> TASK DETAILS:
Copy every line from the data below in which the string "title" can be found.

> MATERIAL PROVIDED:
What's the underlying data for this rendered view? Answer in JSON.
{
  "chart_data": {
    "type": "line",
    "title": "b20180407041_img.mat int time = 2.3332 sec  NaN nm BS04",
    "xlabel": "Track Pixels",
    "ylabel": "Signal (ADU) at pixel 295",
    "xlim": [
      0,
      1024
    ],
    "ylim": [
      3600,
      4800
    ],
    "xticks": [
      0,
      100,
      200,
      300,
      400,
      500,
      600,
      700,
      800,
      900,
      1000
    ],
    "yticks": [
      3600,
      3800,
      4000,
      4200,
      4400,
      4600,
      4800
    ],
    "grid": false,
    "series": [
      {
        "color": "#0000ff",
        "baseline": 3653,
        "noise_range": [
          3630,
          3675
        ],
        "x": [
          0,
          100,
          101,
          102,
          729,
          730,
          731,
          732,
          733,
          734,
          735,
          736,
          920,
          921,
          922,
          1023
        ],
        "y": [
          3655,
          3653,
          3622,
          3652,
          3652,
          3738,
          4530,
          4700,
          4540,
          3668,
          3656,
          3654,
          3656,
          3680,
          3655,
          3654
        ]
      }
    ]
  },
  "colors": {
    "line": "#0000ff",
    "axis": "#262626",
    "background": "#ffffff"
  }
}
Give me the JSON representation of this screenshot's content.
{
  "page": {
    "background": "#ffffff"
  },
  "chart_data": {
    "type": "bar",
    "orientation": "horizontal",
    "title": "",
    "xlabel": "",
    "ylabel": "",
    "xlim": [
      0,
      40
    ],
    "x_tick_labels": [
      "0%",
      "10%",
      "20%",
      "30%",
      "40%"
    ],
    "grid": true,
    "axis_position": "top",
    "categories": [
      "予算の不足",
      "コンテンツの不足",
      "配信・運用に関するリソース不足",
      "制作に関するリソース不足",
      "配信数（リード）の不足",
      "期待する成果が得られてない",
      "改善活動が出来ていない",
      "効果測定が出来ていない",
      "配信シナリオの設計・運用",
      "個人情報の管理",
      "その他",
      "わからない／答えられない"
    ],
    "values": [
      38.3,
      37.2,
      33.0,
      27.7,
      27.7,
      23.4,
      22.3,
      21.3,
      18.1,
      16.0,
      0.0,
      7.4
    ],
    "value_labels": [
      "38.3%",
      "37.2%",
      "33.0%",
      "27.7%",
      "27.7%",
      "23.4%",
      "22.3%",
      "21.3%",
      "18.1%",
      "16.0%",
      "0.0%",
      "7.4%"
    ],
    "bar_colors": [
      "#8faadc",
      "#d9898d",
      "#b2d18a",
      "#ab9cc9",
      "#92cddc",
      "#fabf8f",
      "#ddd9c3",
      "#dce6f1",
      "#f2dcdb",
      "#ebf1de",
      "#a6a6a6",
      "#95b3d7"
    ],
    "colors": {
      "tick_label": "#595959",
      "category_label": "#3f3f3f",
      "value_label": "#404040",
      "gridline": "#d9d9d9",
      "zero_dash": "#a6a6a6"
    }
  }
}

> FINISHED ANSWER:
    "title": "b20180407041_img.mat int time = 2.3332 sec  NaN nm BS04",
    "title": "",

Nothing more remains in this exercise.